-- Start --

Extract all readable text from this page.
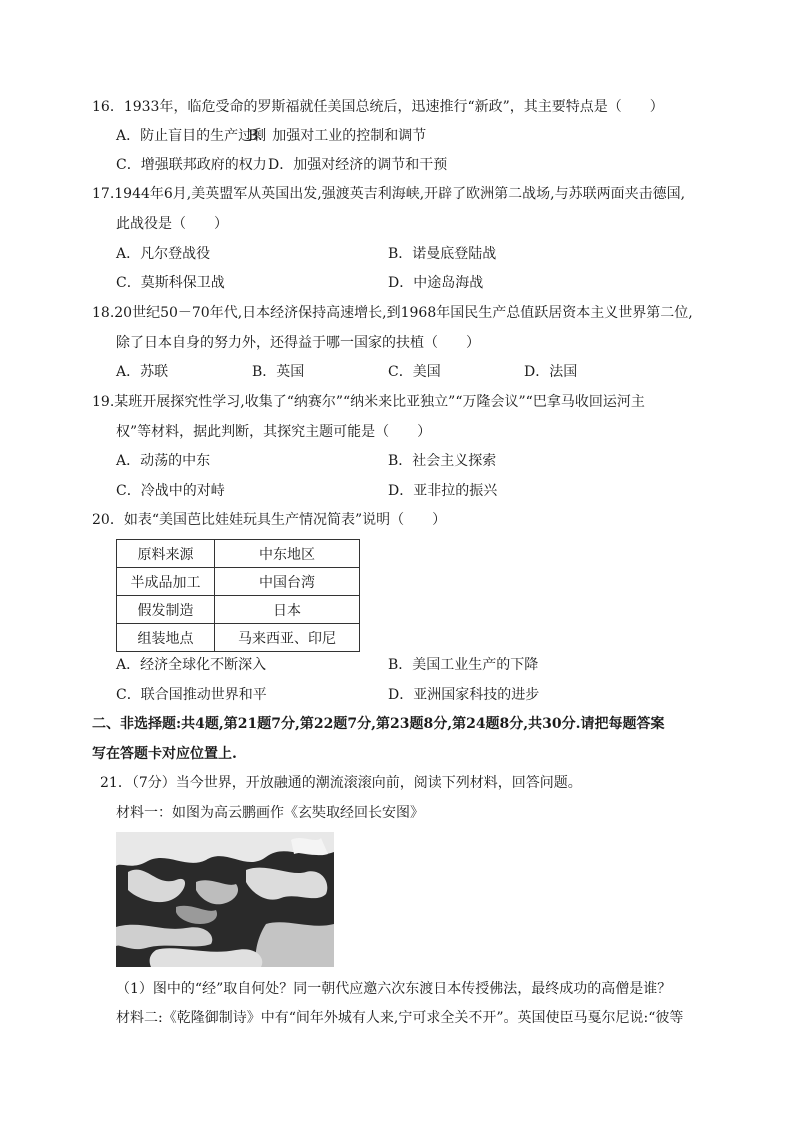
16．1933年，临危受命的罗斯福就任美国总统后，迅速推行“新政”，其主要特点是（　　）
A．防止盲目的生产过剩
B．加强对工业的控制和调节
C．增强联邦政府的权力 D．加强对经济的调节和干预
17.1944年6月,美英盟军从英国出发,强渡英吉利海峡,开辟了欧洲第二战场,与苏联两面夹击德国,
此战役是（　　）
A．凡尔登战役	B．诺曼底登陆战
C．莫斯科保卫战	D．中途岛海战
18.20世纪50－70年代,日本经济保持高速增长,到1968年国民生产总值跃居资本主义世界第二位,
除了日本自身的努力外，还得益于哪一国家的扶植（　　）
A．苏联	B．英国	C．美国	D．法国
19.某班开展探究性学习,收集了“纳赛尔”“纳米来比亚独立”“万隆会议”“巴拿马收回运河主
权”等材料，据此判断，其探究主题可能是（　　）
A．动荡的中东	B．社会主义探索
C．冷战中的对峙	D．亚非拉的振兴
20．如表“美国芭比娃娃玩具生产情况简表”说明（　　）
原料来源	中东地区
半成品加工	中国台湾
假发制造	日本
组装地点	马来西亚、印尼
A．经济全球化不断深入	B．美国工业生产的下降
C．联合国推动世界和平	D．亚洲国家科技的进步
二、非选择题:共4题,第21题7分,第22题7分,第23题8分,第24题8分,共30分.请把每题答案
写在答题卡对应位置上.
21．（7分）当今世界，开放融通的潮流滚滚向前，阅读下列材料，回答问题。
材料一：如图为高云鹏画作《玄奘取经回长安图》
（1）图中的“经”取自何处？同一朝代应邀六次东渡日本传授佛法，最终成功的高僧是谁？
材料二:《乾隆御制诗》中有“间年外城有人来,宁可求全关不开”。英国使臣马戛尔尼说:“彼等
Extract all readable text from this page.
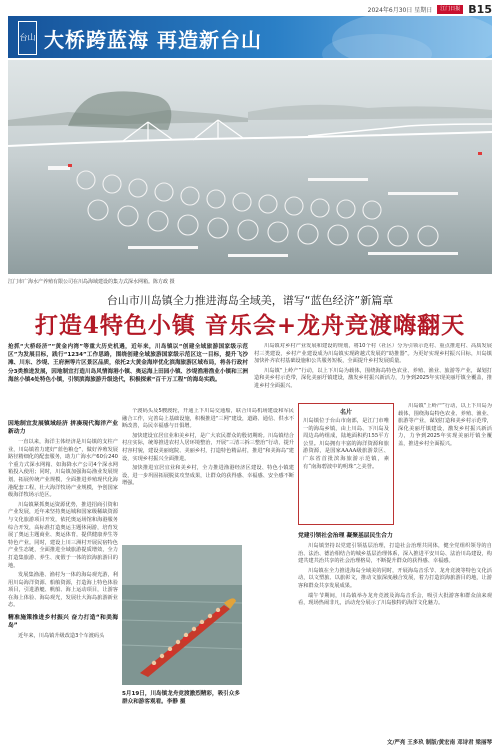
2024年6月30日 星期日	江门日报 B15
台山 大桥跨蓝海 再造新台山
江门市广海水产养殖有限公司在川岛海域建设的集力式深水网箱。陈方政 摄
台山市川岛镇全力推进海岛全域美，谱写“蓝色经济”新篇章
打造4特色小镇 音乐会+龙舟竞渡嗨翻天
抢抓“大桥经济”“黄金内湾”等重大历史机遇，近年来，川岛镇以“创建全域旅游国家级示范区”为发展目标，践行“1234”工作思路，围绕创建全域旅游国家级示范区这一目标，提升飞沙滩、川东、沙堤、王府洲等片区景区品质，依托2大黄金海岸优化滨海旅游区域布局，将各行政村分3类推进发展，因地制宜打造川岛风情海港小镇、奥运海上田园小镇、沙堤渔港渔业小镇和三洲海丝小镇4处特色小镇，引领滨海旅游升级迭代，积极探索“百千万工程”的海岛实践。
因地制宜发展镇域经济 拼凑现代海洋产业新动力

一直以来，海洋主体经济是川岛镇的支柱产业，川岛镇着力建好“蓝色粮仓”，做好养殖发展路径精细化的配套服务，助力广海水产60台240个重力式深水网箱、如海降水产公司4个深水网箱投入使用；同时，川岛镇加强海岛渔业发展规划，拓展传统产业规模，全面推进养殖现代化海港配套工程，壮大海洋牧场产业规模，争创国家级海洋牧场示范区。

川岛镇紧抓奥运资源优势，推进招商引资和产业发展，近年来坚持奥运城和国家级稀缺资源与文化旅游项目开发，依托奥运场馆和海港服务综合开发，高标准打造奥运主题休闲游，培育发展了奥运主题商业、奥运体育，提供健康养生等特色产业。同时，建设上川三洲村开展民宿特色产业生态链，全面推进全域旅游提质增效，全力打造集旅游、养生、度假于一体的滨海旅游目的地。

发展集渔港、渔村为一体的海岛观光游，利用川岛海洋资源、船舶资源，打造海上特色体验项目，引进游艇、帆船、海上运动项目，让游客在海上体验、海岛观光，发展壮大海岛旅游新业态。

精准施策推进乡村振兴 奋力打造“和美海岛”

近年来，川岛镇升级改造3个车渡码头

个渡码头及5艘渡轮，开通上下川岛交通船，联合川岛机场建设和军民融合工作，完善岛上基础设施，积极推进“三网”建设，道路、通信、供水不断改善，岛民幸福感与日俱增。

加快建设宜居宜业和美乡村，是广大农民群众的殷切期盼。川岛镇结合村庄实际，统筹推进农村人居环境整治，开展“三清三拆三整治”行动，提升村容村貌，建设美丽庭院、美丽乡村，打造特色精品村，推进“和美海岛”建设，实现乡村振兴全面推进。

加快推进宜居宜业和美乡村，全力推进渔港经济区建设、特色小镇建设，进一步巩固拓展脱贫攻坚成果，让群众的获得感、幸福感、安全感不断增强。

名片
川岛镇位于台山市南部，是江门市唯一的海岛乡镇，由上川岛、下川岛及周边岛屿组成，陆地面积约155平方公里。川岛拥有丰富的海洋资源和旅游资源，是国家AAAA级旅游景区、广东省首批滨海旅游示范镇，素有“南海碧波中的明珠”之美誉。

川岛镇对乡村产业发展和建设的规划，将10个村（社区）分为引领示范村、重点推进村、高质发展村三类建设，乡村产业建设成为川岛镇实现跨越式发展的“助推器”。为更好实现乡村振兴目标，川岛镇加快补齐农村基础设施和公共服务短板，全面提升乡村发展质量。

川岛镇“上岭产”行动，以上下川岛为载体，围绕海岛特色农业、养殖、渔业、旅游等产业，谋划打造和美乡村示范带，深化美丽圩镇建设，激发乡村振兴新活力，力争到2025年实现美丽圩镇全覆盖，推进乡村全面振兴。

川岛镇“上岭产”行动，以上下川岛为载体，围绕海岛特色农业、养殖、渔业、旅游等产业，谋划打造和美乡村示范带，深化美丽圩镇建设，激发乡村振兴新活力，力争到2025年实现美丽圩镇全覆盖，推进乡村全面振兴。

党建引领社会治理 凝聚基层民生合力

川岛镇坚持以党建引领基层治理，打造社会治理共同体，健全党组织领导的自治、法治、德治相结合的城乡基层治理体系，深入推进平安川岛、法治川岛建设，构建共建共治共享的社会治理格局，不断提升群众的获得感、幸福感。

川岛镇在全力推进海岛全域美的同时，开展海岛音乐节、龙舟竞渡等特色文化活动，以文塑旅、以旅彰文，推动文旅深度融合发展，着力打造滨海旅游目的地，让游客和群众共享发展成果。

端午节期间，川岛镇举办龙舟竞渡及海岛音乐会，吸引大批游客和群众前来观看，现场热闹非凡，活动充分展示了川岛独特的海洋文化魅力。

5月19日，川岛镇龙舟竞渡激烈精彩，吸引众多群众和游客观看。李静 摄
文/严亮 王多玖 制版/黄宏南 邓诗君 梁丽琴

-- End --

**YOUR OBJECTIVE:** Output the entries above exactly, without their pictures.

**SOLUTION TO THE EXERCISE:**
Extract all readable text from this page.
16．1933年，临危受命的罗斯福就任美国总统后，迅速推行“新政”，其主要特点是（　　）
A．防止盲目的生产过剩
B．加强对工业的控制和调节
C．增强联邦政府的权力 D．加强对经济的调节和干预
17.1944年6月,美英盟军从英国出发,强渡英吉利海峡,开辟了欧洲第二战场,与苏联两面夹击德国,
此战役是（　　）
A．凡尔登战役	B．诺曼底登陆战
C．莫斯科保卫战	D．中途岛海战
18.20世纪50－70年代,日本经济保持高速增长,到1968年国民生产总值跃居资本主义世界第二位,
除了日本自身的努力外，还得益于哪一国家的扶植（　　）
A．苏联	B．英国	C．美国	D．法国
19.某班开展探究性学习,收集了“纳赛尔”“纳米来比亚独立”“万隆会议”“巴拿马收回运河主
权”等材料，据此判断，其探究主题可能是（　　）
A．动荡的中东	B．社会主义探索
C．冷战中的对峙	D．亚非拉的振兴
20．如表“美国芭比娃娃玩具生产情况简表”说明（　　）
原料来源	中东地区
半成品加工	中国台湾
假发制造	日本
组装地点	马来西亚、印尼
A．经济全球化不断深入	B．美国工业生产的下降
C．联合国推动世界和平	D．亚洲国家科技的进步
二、非选择题:共4题,第21题7分,第22题7分,第23题8分,第24题8分,共30分.请把每题答案
写在答题卡对应位置上.
21．（7分）当今世界，开放融通的潮流滚滚向前，阅读下列材料，回答问题。
材料一：如图为高云鹏画作《玄奘取经回长安图》
（1）图中的“经”取自何处？同一朝代应邀六次东渡日本传授佛法，最终成功的高僧是谁？
材料二:《乾隆御制诗》中有“间年外城有人来,宁可求全关不开”。英国使臣马戛尔尼说:“彼等
Extract all readable text from this page.
2024年6月30日 星期日	江门日报 B15
台山 大桥跨蓝海 再造新台山
江门市广海水产养殖有限公司在川岛海域建设的集力式深水网箱。陈方政 摄
台山市川岛镇全力推进海岛全域美，谱写“蓝色经济”新篇章
打造4特色小镇 音乐会+龙舟竞渡嗨翻天
抢抓“大桥经济”“黄金内湾”等重大历史机遇，近年来，川岛镇以“创建全域旅游国家级示范区”为发展目标，践行“1234”工作思路，围绕创建全域旅游国家级示范区这一目标，提升飞沙滩、川东、沙堤、王府洲等片区景区品质，依托2大黄金海岸优化滨海旅游区域布局，将各行政村分3类推进发展，因地制宜打造川岛风情海港小镇、奥运海上田园小镇、沙堤渔港渔业小镇和三洲海丝小镇4处特色小镇，引领滨海旅游升级迭代，积极探索“百千万工程”的海岛实践。
因地制宜发展镇域经济 拼凑现代海洋产业新动力

一直以来，海洋主体经济是川岛镇的支柱产业，川岛镇着力建好“蓝色粮仓”，做好养殖发展路径精细化的配套服务，助力广海水产60台240个重力式深水网箱、如海降水产公司4个深水网箱投入使用；同时，川岛镇加强海岛渔业发展规划，拓展传统产业规模，全面推进养殖现代化海港配套工程，壮大海洋牧场产业规模，争创国家级海洋牧场示范区。

川岛镇紧抓奥运资源优势，推进招商引资和产业发展，近年来坚持奥运城和国家级稀缺资源与文化旅游项目开发，依托奥运场馆和海港服务综合开发，高标准打造奥运主题休闲游，培育发展了奥运主题商业、奥运体育，提供健康养生等特色产业。同时，建设上川三洲村开展民宿特色产业生态链，全面推进全域旅游提质增效，全力打造集旅游、养生、度假于一体的滨海旅游目的地。

发展集渔港、渔村为一体的海岛观光游，利用川岛海洋资源、船舶资源，打造海上特色体验项目，引进游艇、帆船、海上运动项目，让游客在海上体验、海岛观光，发展壮大海岛旅游新业态。

精准施策推进乡村振兴 奋力打造“和美海岛”

近年来，川岛镇升级改造3个车渡码头

个渡码头及5艘渡轮，开通上下川岛交通船，联合川岛机场建设和军民融合工作，完善岛上基础设施，积极推进“三网”建设，道路、通信、供水不断改善，岛民幸福感与日俱增。

加快建设宜居宜业和美乡村，是广大农民群众的殷切期盼。川岛镇结合村庄实际，统筹推进农村人居环境整治，开展“三清三拆三整治”行动，提升村容村貌，建设美丽庭院、美丽乡村，打造特色精品村，推进“和美海岛”建设，实现乡村振兴全面推进。

加快推进宜居宜业和美乡村，全力推进渔港经济区建设、特色小镇建设，进一步巩固拓展脱贫攻坚成果，让群众的获得感、幸福感、安全感不断增强。

名片
川岛镇位于台山市南部，是江门市唯一的海岛乡镇，由上川岛、下川岛及周边岛屿组成，陆地面积约155平方公里。川岛拥有丰富的海洋资源和旅游资源，是国家AAAA级旅游景区、广东省首批滨海旅游示范镇，素有“南海碧波中的明珠”之美誉。

川岛镇对乡村产业发展和建设的规划，将10个村（社区）分为引领示范村、重点推进村、高质发展村三类建设，乡村产业建设成为川岛镇实现跨越式发展的“助推器”。为更好实现乡村振兴目标，川岛镇加快补齐农村基础设施和公共服务短板，全面提升乡村发展质量。

川岛镇“上岭产”行动，以上下川岛为载体，围绕海岛特色农业、养殖、渔业、旅游等产业，谋划打造和美乡村示范带，深化美丽圩镇建设，激发乡村振兴新活力，力争到2025年实现美丽圩镇全覆盖，推进乡村全面振兴。

川岛镇“上岭产”行动，以上下川岛为载体，围绕海岛特色农业、养殖、渔业、旅游等产业，谋划打造和美乡村示范带，深化美丽圩镇建设，激发乡村振兴新活力，力争到2025年实现美丽圩镇全覆盖，推进乡村全面振兴。

党建引领社会治理 凝聚基层民生合力

川岛镇坚持以党建引领基层治理，打造社会治理共同体，健全党组织领导的自治、法治、德治相结合的城乡基层治理体系，深入推进平安川岛、法治川岛建设，构建共建共治共享的社会治理格局，不断提升群众的获得感、幸福感。

川岛镇在全力推进海岛全域美的同时，开展海岛音乐节、龙舟竞渡等特色文化活动，以文塑旅、以旅彰文，推动文旅深度融合发展，着力打造滨海旅游目的地，让游客和群众共享发展成果。

端午节期间，川岛镇举办龙舟竞渡及海岛音乐会，吸引大批游客和群众前来观看，现场热闹非凡，活动充分展示了川岛独特的海洋文化魅力。

5月19日，川岛镇龙舟竞渡激烈精彩，吸引众多群众和游客观看。李静 摄
文/严亮 王多玖 制版/黄宏南 邓诗君 梁丽琴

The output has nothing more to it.